» Stored records
::::

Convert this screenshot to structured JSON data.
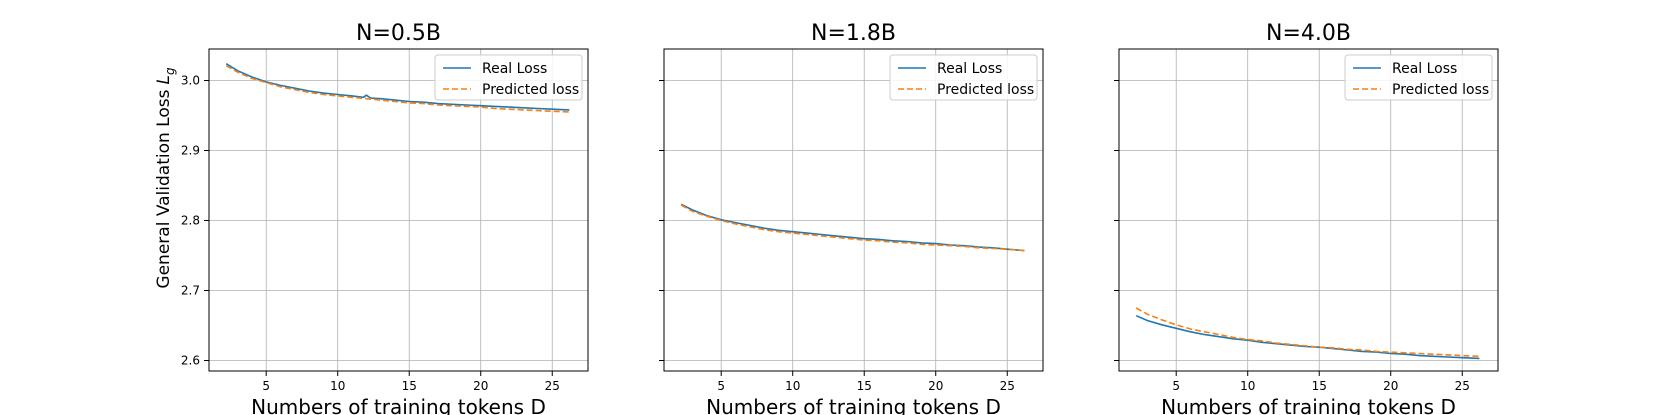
{
  "figure": {
    "ylabel": "General Validation Loss",
    "ylabel_sub": "g",
    "ylabel_italic": "L"
  },
  "chart_data": [
    {
      "type": "line",
      "title": "N=0.5B",
      "xlabel": "Numbers of training tokens D",
      "ylabel": "General Validation Loss L_g",
      "xlim": [
        1.0,
        27.5
      ],
      "ylim": [
        2.585,
        3.045
      ],
      "xticks": [
        5,
        10,
        15,
        20,
        25
      ],
      "yticks": [
        2.6,
        2.7,
        2.8,
        2.9,
        3.0
      ],
      "yticklabels": [
        "2.6",
        "2.7",
        "2.8",
        "2.9",
        "3.0"
      ],
      "show_yticklabels": true,
      "grid": true,
      "legend": "top-right",
      "series": [
        {
          "name": "Real Loss",
          "color": "#1f77b4",
          "dash": "solid",
          "x": [
            2.2,
            3.0,
            4.0,
            5.0,
            6.0,
            7.0,
            8.0,
            9.0,
            10.0,
            11.0,
            11.8,
            12.0,
            12.3,
            13.0,
            14.0,
            15.0,
            16.0,
            17.0,
            18.0,
            19.0,
            20.0,
            21.0,
            22.0,
            23.0,
            24.0,
            25.0,
            26.2
          ],
          "y": [
            3.024,
            3.014,
            3.005,
            2.998,
            2.993,
            2.989,
            2.985,
            2.982,
            2.98,
            2.978,
            2.976,
            2.979,
            2.975,
            2.974,
            2.972,
            2.97,
            2.969,
            2.967,
            2.966,
            2.965,
            2.964,
            2.963,
            2.962,
            2.961,
            2.96,
            2.959,
            2.958
          ]
        },
        {
          "name": "Predicted loss",
          "color": "#ff7f0e",
          "dash": "dashed",
          "x": [
            2.2,
            3.0,
            4.0,
            5.0,
            6.0,
            7.0,
            8.0,
            9.0,
            10.0,
            11.0,
            12.0,
            13.0,
            14.0,
            15.0,
            16.0,
            17.0,
            18.0,
            19.0,
            20.0,
            21.0,
            22.0,
            23.0,
            24.0,
            25.0,
            26.2
          ],
          "y": [
            3.021,
            3.012,
            3.003,
            2.997,
            2.991,
            2.987,
            2.983,
            2.98,
            2.978,
            2.976,
            2.974,
            2.972,
            2.97,
            2.968,
            2.967,
            2.965,
            2.964,
            2.963,
            2.962,
            2.96,
            2.959,
            2.958,
            2.957,
            2.956,
            2.955
          ]
        }
      ]
    },
    {
      "type": "line",
      "title": "N=1.8B",
      "xlabel": "Numbers of training tokens D",
      "xlim": [
        1.0,
        27.5
      ],
      "ylim": [
        2.585,
        3.045
      ],
      "xticks": [
        5,
        10,
        15,
        20,
        25
      ],
      "yticks": [
        2.6,
        2.7,
        2.8,
        2.9,
        3.0
      ],
      "show_yticklabels": false,
      "grid": true,
      "legend": "top-right",
      "series": [
        {
          "name": "Real Loss",
          "color": "#1f77b4",
          "dash": "solid",
          "x": [
            2.2,
            3.0,
            4.0,
            5.0,
            6.0,
            7.0,
            8.0,
            9.0,
            10.0,
            11.0,
            12.0,
            13.0,
            14.0,
            15.0,
            16.0,
            17.0,
            18.0,
            19.0,
            20.0,
            21.0,
            22.0,
            23.0,
            24.0,
            25.0,
            26.2
          ],
          "y": [
            2.823,
            2.815,
            2.807,
            2.801,
            2.797,
            2.793,
            2.789,
            2.786,
            2.784,
            2.782,
            2.78,
            2.778,
            2.776,
            2.774,
            2.773,
            2.771,
            2.77,
            2.768,
            2.767,
            2.765,
            2.764,
            2.762,
            2.761,
            2.759,
            2.757
          ]
        },
        {
          "name": "Predicted loss",
          "color": "#ff7f0e",
          "dash": "dashed",
          "x": [
            2.2,
            3.0,
            4.0,
            5.0,
            6.0,
            7.0,
            8.0,
            9.0,
            10.0,
            11.0,
            12.0,
            13.0,
            14.0,
            15.0,
            16.0,
            17.0,
            18.0,
            19.0,
            20.0,
            21.0,
            22.0,
            23.0,
            24.0,
            25.0,
            26.2
          ],
          "y": [
            2.822,
            2.813,
            2.806,
            2.8,
            2.795,
            2.791,
            2.787,
            2.784,
            2.782,
            2.78,
            2.778,
            2.776,
            2.774,
            2.772,
            2.771,
            2.769,
            2.768,
            2.766,
            2.765,
            2.764,
            2.763,
            2.761,
            2.76,
            2.759,
            2.757
          ]
        }
      ]
    },
    {
      "type": "line",
      "title": "N=4.0B",
      "xlabel": "Numbers of training tokens D",
      "xlim": [
        1.0,
        27.5
      ],
      "ylim": [
        2.585,
        3.045
      ],
      "xticks": [
        5,
        10,
        15,
        20,
        25
      ],
      "yticks": [
        2.6,
        2.7,
        2.8,
        2.9,
        3.0
      ],
      "show_yticklabels": false,
      "grid": true,
      "legend": "top-right",
      "series": [
        {
          "name": "Real Loss",
          "color": "#1f77b4",
          "dash": "solid",
          "x": [
            2.2,
            3.0,
            4.0,
            5.0,
            6.0,
            7.0,
            8.0,
            9.0,
            10.0,
            11.0,
            12.0,
            13.0,
            14.0,
            15.0,
            16.0,
            17.0,
            18.0,
            19.0,
            20.0,
            21.0,
            22.0,
            23.0,
            24.0,
            25.0,
            26.2
          ],
          "y": [
            2.664,
            2.657,
            2.651,
            2.646,
            2.641,
            2.637,
            2.634,
            2.631,
            2.629,
            2.626,
            2.624,
            2.622,
            2.62,
            2.619,
            2.617,
            2.615,
            2.613,
            2.612,
            2.61,
            2.609,
            2.607,
            2.606,
            2.605,
            2.604,
            2.603
          ]
        },
        {
          "name": "Predicted loss",
          "color": "#ff7f0e",
          "dash": "dashed",
          "x": [
            2.2,
            3.0,
            4.0,
            5.0,
            6.0,
            7.0,
            8.0,
            9.0,
            10.0,
            11.0,
            12.0,
            13.0,
            14.0,
            15.0,
            16.0,
            17.0,
            18.0,
            19.0,
            20.0,
            21.0,
            22.0,
            23.0,
            24.0,
            25.0,
            26.2
          ],
          "y": [
            2.675,
            2.666,
            2.658,
            2.651,
            2.645,
            2.641,
            2.637,
            2.633,
            2.63,
            2.628,
            2.625,
            2.623,
            2.621,
            2.619,
            2.618,
            2.616,
            2.615,
            2.613,
            2.612,
            2.611,
            2.61,
            2.609,
            2.608,
            2.607,
            2.606
          ]
        }
      ]
    }
  ]
}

::::

» Required work
Print the whole listing above once more, word for word, without its pictures.

» Exercise solution
Convert this screenshot to structured JSON data.
{
  "figure": {
    "ylabel": "General Validation Loss",
    "ylabel_sub": "g",
    "ylabel_italic": "L"
  },
  "chart_data": [
    {
      "type": "line",
      "title": "N=0.5B",
      "xlabel": "Numbers of training tokens D",
      "ylabel": "General Validation Loss L_g",
      "xlim": [
        1.0,
        27.5
      ],
      "ylim": [
        2.585,
        3.045
      ],
      "xticks": [
        5,
        10,
        15,
        20,
        25
      ],
      "yticks": [
        2.6,
        2.7,
        2.8,
        2.9,
        3.0
      ],
      "yticklabels": [
        "2.6",
        "2.7",
        "2.8",
        "2.9",
        "3.0"
      ],
      "show_yticklabels": true,
      "grid": true,
      "legend": "top-right",
      "series": [
        {
          "name": "Real Loss",
          "color": "#1f77b4",
          "dash": "solid",
          "x": [
            2.2,
            3.0,
            4.0,
            5.0,
            6.0,
            7.0,
            8.0,
            9.0,
            10.0,
            11.0,
            11.8,
            12.0,
            12.3,
            13.0,
            14.0,
            15.0,
            16.0,
            17.0,
            18.0,
            19.0,
            20.0,
            21.0,
            22.0,
            23.0,
            24.0,
            25.0,
            26.2
          ],
          "y": [
            3.024,
            3.014,
            3.005,
            2.998,
            2.993,
            2.989,
            2.985,
            2.982,
            2.98,
            2.978,
            2.976,
            2.979,
            2.975,
            2.974,
            2.972,
            2.97,
            2.969,
            2.967,
            2.966,
            2.965,
            2.964,
            2.963,
            2.962,
            2.961,
            2.96,
            2.959,
            2.958
          ]
        },
        {
          "name": "Predicted loss",
          "color": "#ff7f0e",
          "dash": "dashed",
          "x": [
            2.2,
            3.0,
            4.0,
            5.0,
            6.0,
            7.0,
            8.0,
            9.0,
            10.0,
            11.0,
            12.0,
            13.0,
            14.0,
            15.0,
            16.0,
            17.0,
            18.0,
            19.0,
            20.0,
            21.0,
            22.0,
            23.0,
            24.0,
            25.0,
            26.2
          ],
          "y": [
            3.021,
            3.012,
            3.003,
            2.997,
            2.991,
            2.987,
            2.983,
            2.98,
            2.978,
            2.976,
            2.974,
            2.972,
            2.97,
            2.968,
            2.967,
            2.965,
            2.964,
            2.963,
            2.962,
            2.96,
            2.959,
            2.958,
            2.957,
            2.956,
            2.955
          ]
        }
      ]
    },
    {
      "type": "line",
      "title": "N=1.8B",
      "xlabel": "Numbers of training tokens D",
      "xlim": [
        1.0,
        27.5
      ],
      "ylim": [
        2.585,
        3.045
      ],
      "xticks": [
        5,
        10,
        15,
        20,
        25
      ],
      "yticks": [
        2.6,
        2.7,
        2.8,
        2.9,
        3.0
      ],
      "show_yticklabels": false,
      "grid": true,
      "legend": "top-right",
      "series": [
        {
          "name": "Real Loss",
          "color": "#1f77b4",
          "dash": "solid",
          "x": [
            2.2,
            3.0,
            4.0,
            5.0,
            6.0,
            7.0,
            8.0,
            9.0,
            10.0,
            11.0,
            12.0,
            13.0,
            14.0,
            15.0,
            16.0,
            17.0,
            18.0,
            19.0,
            20.0,
            21.0,
            22.0,
            23.0,
            24.0,
            25.0,
            26.2
          ],
          "y": [
            2.823,
            2.815,
            2.807,
            2.801,
            2.797,
            2.793,
            2.789,
            2.786,
            2.784,
            2.782,
            2.78,
            2.778,
            2.776,
            2.774,
            2.773,
            2.771,
            2.77,
            2.768,
            2.767,
            2.765,
            2.764,
            2.762,
            2.761,
            2.759,
            2.757
          ]
        },
        {
          "name": "Predicted loss",
          "color": "#ff7f0e",
          "dash": "dashed",
          "x": [
            2.2,
            3.0,
            4.0,
            5.0,
            6.0,
            7.0,
            8.0,
            9.0,
            10.0,
            11.0,
            12.0,
            13.0,
            14.0,
            15.0,
            16.0,
            17.0,
            18.0,
            19.0,
            20.0,
            21.0,
            22.0,
            23.0,
            24.0,
            25.0,
            26.2
          ],
          "y": [
            2.822,
            2.813,
            2.806,
            2.8,
            2.795,
            2.791,
            2.787,
            2.784,
            2.782,
            2.78,
            2.778,
            2.776,
            2.774,
            2.772,
            2.771,
            2.769,
            2.768,
            2.766,
            2.765,
            2.764,
            2.763,
            2.761,
            2.76,
            2.759,
            2.757
          ]
        }
      ]
    },
    {
      "type": "line",
      "title": "N=4.0B",
      "xlabel": "Numbers of training tokens D",
      "xlim": [
        1.0,
        27.5
      ],
      "ylim": [
        2.585,
        3.045
      ],
      "xticks": [
        5,
        10,
        15,
        20,
        25
      ],
      "yticks": [
        2.6,
        2.7,
        2.8,
        2.9,
        3.0
      ],
      "show_yticklabels": false,
      "grid": true,
      "legend": "top-right",
      "series": [
        {
          "name": "Real Loss",
          "color": "#1f77b4",
          "dash": "solid",
          "x": [
            2.2,
            3.0,
            4.0,
            5.0,
            6.0,
            7.0,
            8.0,
            9.0,
            10.0,
            11.0,
            12.0,
            13.0,
            14.0,
            15.0,
            16.0,
            17.0,
            18.0,
            19.0,
            20.0,
            21.0,
            22.0,
            23.0,
            24.0,
            25.0,
            26.2
          ],
          "y": [
            2.664,
            2.657,
            2.651,
            2.646,
            2.641,
            2.637,
            2.634,
            2.631,
            2.629,
            2.626,
            2.624,
            2.622,
            2.62,
            2.619,
            2.617,
            2.615,
            2.613,
            2.612,
            2.61,
            2.609,
            2.607,
            2.606,
            2.605,
            2.604,
            2.603
          ]
        },
        {
          "name": "Predicted loss",
          "color": "#ff7f0e",
          "dash": "dashed",
          "x": [
            2.2,
            3.0,
            4.0,
            5.0,
            6.0,
            7.0,
            8.0,
            9.0,
            10.0,
            11.0,
            12.0,
            13.0,
            14.0,
            15.0,
            16.0,
            17.0,
            18.0,
            19.0,
            20.0,
            21.0,
            22.0,
            23.0,
            24.0,
            25.0,
            26.2
          ],
          "y": [
            2.675,
            2.666,
            2.658,
            2.651,
            2.645,
            2.641,
            2.637,
            2.633,
            2.63,
            2.628,
            2.625,
            2.623,
            2.621,
            2.619,
            2.618,
            2.616,
            2.615,
            2.613,
            2.612,
            2.611,
            2.61,
            2.609,
            2.608,
            2.607,
            2.606
          ]
        }
      ]
    }
  ]
}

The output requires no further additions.